## Records shown
-- Begin --
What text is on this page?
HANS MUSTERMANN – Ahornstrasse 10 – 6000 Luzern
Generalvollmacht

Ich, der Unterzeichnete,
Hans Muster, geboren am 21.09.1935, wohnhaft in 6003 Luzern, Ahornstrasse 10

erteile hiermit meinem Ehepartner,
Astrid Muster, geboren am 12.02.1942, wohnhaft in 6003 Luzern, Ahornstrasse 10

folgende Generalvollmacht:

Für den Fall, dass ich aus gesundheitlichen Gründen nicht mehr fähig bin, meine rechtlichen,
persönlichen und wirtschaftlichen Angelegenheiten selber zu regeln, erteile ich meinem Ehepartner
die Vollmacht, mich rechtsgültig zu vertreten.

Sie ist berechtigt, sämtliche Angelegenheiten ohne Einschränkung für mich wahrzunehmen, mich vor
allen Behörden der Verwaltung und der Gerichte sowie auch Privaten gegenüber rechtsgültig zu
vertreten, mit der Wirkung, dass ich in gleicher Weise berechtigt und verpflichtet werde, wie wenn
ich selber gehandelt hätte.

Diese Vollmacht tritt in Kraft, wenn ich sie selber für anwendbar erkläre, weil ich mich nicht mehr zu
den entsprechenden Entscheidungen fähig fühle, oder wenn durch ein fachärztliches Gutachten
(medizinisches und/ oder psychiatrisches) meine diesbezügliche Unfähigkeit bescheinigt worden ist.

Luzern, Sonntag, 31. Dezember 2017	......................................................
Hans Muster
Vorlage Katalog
-- End --
## What needs to be done
Make an exact copy of the material above.

## Output for this task
What text is on this page?
HANS MUSTERMANN – Ahornstrasse 10 – 6000 Luzern
Generalvollmacht

Ich, der Unterzeichnete,
Hans Muster, geboren am 21.09.1935, wohnhaft in 6003 Luzern, Ahornstrasse 10

erteile hiermit meinem Ehepartner,
Astrid Muster, geboren am 12.02.1942, wohnhaft in 6003 Luzern, Ahornstrasse 10

folgende Generalvollmacht:

Für den Fall, dass ich aus gesundheitlichen Gründen nicht mehr fähig bin, meine rechtlichen,
persönlichen und wirtschaftlichen Angelegenheiten selber zu regeln, erteile ich meinem Ehepartner
die Vollmacht, mich rechtsgültig zu vertreten.

Sie ist berechtigt, sämtliche Angelegenheiten ohne Einschränkung für mich wahrzunehmen, mich vor
allen Behörden der Verwaltung und der Gerichte sowie auch Privaten gegenüber rechtsgültig zu
vertreten, mit der Wirkung, dass ich in gleicher Weise berechtigt und verpflichtet werde, wie wenn
ich selber gehandelt hätte.

Diese Vollmacht tritt in Kraft, wenn ich sie selber für anwendbar erkläre, weil ich mich nicht mehr zu
den entsprechenden Entscheidungen fähig fühle, oder wenn durch ein fachärztliches Gutachten
(medizinisches und/ oder psychiatrisches) meine diesbezügliche Unfähigkeit bescheinigt worden ist.

Luzern, Sonntag, 31. Dezember 2017	......................................................
Hans Muster
Vorlage Katalog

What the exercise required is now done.